▼▼▼

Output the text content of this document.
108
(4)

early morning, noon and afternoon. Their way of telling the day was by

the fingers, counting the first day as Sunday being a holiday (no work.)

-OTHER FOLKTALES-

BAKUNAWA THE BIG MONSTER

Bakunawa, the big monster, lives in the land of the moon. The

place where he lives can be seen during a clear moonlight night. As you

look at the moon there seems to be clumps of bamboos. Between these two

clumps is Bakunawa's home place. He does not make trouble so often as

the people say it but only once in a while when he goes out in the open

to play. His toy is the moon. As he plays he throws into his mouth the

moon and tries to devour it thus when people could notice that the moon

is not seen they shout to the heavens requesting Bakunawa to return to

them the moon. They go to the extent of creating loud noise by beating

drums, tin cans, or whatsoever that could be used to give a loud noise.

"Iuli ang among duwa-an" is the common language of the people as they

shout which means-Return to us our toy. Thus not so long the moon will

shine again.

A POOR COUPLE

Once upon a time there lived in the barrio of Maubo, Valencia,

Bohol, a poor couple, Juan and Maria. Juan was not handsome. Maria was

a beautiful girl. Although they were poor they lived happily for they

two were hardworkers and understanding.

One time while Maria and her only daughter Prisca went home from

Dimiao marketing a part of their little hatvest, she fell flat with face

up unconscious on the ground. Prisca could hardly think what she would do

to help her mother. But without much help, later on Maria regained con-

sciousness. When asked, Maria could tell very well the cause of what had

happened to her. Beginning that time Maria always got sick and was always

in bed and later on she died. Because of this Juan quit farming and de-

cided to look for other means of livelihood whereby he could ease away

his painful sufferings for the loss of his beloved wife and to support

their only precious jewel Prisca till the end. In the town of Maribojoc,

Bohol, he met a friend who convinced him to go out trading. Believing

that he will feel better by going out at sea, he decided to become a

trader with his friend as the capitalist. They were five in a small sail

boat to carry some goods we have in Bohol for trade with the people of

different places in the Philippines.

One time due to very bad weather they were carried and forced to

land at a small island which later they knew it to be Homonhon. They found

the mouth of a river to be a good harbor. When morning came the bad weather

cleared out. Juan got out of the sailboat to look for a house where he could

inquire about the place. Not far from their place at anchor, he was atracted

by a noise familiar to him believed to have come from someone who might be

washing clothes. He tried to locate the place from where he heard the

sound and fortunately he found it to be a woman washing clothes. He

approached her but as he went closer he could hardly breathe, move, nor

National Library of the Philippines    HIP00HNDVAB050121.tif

▲▲▲

◆ WRITTEN TASK
Report all lines of the material that contain the word "lives".

◆ TASK ANSWER
Bakunawa, the big monster, lives in the land of the moon. The
place where he lives can be seen during a clear moonlight night. As you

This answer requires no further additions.